- Short exercise:
Read the listing below and copy out every line that holds "true".

[Data items]
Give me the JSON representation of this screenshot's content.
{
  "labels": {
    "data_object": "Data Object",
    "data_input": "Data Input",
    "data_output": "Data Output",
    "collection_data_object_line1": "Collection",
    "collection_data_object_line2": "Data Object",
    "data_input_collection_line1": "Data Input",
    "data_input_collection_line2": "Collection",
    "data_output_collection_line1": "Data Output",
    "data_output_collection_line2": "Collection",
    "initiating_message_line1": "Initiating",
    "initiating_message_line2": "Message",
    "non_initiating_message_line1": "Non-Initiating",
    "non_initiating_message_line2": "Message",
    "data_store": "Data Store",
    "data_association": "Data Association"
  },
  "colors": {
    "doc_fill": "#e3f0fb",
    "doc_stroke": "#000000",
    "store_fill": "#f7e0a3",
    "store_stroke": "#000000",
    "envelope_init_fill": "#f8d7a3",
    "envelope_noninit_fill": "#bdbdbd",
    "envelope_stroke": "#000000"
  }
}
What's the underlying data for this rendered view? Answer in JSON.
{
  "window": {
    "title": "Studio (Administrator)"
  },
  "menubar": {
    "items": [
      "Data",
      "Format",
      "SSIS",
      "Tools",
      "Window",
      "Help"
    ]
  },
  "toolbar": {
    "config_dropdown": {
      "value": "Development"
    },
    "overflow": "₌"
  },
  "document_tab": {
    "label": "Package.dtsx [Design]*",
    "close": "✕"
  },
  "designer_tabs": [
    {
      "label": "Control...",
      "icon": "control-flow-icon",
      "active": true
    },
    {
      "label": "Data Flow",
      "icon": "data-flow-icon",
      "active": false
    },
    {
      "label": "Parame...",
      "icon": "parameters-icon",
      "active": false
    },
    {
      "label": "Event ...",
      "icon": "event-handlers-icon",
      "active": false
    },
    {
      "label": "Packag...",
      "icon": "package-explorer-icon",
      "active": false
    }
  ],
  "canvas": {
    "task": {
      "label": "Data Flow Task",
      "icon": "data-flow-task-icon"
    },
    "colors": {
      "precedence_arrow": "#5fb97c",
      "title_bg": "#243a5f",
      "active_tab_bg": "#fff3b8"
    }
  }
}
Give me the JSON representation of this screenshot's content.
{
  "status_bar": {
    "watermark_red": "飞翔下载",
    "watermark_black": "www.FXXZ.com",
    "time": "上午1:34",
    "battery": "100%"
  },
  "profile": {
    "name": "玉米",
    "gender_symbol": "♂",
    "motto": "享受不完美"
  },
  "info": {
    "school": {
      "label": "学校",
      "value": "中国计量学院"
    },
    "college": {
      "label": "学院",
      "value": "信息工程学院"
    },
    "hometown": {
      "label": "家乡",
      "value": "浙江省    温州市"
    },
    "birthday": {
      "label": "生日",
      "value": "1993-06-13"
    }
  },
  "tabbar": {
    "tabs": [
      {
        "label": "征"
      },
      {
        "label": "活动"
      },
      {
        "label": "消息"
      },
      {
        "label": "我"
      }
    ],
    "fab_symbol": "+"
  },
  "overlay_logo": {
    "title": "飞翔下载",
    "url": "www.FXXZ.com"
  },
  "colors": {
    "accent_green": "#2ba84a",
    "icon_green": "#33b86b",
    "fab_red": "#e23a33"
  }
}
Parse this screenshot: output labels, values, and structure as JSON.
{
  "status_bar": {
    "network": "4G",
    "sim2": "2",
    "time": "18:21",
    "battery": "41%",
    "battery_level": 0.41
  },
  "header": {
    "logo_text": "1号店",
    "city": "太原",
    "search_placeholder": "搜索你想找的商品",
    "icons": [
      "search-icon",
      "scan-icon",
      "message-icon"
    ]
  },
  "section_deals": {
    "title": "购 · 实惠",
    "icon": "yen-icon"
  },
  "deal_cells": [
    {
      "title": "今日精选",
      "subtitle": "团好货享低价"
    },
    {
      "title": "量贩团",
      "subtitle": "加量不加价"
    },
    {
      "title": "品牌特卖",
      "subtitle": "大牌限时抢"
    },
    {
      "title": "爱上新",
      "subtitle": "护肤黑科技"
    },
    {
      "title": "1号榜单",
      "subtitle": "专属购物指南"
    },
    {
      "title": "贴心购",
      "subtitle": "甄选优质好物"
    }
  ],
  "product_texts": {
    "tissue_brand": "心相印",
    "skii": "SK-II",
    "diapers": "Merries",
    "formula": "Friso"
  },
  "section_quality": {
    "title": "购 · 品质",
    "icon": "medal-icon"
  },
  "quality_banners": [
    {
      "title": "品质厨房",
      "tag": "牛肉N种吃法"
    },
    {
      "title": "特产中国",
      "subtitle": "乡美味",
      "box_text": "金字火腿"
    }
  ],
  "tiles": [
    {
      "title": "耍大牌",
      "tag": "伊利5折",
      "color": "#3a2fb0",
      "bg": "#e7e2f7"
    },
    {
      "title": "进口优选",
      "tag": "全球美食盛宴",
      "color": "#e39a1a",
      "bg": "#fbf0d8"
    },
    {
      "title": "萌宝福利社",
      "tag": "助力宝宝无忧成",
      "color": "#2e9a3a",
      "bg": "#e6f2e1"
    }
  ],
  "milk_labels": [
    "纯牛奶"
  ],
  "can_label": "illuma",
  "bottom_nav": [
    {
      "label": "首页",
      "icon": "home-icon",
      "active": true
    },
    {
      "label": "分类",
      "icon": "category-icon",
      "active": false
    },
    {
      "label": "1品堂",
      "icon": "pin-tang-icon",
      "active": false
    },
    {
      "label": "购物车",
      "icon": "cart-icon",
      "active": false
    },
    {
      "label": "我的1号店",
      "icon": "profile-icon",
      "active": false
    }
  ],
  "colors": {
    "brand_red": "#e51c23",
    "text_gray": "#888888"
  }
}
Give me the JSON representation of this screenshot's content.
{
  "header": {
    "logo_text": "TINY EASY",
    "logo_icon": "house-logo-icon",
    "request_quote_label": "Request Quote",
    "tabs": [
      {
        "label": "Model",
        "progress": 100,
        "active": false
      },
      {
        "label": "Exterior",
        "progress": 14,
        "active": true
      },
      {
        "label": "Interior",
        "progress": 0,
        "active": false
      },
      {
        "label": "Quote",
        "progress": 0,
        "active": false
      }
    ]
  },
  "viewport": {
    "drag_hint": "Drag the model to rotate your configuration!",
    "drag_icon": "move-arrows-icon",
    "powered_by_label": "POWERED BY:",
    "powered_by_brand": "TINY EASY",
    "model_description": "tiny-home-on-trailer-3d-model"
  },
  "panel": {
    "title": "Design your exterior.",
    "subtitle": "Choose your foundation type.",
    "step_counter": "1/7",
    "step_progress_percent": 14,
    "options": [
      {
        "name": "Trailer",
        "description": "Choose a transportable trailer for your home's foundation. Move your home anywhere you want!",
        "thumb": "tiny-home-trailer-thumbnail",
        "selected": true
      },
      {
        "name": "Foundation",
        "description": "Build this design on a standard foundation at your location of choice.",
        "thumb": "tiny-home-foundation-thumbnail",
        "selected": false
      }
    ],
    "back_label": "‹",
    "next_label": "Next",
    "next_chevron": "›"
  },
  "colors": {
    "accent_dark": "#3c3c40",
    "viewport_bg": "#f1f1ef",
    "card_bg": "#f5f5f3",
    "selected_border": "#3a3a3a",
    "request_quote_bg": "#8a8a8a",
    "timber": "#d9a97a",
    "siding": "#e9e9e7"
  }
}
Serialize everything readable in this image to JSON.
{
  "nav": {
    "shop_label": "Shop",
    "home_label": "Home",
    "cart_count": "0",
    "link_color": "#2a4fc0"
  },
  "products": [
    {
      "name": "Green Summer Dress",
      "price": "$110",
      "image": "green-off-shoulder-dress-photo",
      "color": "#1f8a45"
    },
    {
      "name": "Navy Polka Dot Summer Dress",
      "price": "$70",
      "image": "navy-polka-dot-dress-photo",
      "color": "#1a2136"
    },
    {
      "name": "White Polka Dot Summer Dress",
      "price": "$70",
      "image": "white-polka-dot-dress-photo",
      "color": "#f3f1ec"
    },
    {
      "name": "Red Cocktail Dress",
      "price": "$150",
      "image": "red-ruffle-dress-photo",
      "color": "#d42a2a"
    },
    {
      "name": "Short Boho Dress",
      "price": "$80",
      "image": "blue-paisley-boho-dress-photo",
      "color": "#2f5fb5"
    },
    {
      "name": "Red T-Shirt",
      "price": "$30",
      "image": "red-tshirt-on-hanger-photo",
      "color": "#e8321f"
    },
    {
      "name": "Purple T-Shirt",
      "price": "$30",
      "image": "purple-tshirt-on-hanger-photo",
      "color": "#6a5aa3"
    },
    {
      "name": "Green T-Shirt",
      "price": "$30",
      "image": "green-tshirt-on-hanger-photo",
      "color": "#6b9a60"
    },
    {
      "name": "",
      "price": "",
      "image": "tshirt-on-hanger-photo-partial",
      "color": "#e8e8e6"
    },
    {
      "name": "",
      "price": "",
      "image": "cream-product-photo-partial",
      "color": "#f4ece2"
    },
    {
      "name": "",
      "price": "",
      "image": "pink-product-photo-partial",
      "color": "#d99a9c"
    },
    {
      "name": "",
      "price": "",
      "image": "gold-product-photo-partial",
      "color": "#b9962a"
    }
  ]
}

- Task solution:
      "active": true
      "active": true
        "active": true
        "selected": true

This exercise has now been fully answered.